## [Directive]
Copy out each line of the material below that holds the string "подлежат".

## [Excerpted data]
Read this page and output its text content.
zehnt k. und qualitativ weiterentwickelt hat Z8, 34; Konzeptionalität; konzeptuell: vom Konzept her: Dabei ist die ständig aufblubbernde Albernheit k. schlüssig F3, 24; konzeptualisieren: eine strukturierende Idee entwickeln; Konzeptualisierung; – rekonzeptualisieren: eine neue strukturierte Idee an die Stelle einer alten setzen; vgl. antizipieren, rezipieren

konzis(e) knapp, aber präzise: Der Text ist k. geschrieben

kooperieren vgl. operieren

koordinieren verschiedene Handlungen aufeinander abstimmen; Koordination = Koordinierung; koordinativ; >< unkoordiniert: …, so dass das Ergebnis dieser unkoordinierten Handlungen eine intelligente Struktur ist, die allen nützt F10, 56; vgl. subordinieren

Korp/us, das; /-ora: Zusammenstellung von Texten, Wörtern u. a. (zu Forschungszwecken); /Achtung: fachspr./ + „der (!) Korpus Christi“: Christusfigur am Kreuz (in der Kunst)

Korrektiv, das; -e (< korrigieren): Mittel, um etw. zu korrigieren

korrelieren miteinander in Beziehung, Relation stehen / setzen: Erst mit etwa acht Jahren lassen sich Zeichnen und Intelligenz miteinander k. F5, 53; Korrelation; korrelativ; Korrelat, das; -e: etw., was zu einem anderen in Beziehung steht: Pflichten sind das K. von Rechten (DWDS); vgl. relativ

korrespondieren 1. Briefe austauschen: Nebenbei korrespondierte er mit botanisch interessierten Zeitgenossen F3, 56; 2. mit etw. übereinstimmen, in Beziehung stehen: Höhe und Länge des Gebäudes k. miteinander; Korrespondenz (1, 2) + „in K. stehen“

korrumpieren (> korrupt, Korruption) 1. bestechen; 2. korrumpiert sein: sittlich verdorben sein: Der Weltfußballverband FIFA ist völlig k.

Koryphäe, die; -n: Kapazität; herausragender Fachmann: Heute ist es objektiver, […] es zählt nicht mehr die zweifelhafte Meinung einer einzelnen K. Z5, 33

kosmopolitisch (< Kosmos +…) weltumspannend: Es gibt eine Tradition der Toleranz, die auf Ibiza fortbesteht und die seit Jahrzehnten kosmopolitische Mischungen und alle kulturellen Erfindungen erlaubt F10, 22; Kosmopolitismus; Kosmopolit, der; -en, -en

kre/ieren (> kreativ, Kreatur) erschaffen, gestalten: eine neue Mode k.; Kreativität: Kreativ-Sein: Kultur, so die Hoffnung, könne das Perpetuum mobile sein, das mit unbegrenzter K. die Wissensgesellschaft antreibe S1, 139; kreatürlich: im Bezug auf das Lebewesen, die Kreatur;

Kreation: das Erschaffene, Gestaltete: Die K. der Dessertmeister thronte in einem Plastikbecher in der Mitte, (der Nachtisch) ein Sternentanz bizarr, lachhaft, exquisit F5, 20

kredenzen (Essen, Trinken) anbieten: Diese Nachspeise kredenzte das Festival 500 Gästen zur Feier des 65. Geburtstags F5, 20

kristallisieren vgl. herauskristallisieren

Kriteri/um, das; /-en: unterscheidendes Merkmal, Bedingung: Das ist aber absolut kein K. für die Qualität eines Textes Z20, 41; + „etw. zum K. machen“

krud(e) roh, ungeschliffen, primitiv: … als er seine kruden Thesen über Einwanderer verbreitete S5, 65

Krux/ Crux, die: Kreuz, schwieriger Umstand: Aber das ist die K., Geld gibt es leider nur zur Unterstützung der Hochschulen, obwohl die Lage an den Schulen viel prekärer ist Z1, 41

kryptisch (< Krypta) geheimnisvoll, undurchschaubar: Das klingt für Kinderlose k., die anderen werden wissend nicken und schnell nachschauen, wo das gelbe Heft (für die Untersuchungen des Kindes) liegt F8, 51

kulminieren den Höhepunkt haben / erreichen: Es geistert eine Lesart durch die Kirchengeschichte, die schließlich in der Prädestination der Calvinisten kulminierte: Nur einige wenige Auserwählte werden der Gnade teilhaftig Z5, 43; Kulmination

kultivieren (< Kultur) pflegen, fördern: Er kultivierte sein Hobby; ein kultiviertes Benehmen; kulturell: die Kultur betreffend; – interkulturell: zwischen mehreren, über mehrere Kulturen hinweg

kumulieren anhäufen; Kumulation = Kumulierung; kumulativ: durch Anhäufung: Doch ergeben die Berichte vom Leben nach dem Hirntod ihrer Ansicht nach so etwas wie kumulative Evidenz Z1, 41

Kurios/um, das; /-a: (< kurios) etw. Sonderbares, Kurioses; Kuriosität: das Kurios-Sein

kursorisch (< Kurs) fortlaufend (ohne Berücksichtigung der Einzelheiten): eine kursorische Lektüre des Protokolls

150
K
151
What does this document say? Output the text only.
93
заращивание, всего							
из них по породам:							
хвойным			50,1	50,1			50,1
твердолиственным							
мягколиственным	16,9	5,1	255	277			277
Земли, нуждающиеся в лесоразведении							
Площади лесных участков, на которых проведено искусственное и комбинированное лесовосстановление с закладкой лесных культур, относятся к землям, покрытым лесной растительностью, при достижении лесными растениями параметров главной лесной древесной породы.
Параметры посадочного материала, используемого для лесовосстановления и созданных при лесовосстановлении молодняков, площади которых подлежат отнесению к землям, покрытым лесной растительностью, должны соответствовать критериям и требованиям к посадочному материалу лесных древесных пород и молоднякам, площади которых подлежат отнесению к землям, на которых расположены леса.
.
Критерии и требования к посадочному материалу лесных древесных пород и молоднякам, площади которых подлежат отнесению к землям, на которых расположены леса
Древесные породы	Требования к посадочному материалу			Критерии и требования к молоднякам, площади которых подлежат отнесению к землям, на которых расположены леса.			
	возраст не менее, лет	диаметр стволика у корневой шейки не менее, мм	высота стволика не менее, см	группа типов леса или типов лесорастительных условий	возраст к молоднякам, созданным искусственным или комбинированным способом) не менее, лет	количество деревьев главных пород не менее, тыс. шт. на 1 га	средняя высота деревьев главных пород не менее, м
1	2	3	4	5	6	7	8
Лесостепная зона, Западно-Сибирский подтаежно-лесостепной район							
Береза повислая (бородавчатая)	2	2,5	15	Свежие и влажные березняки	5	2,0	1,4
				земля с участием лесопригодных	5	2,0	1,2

## [Reply]
Параметры посадочного материала, используемого для лесовосстановления и созданных при лесовосстановлении молодняков, площади которых подлежат отнесению к землям, покрытым лесной растительностью, должны соответствовать критериям и требованиям к посадочному материалу лесных древесных пород и молоднякам, площади которых подлежат отнесению к землям, на которых расположены леса.
Критерии и требования к посадочному материалу лесных древесных пород и молоднякам, площади которых подлежат отнесению к землям, на которых расположены леса
Древесные породы	Требования к посадочному материалу			Критерии и требования к молоднякам, площади которых подлежат отнесению к землям, на которых расположены леса.			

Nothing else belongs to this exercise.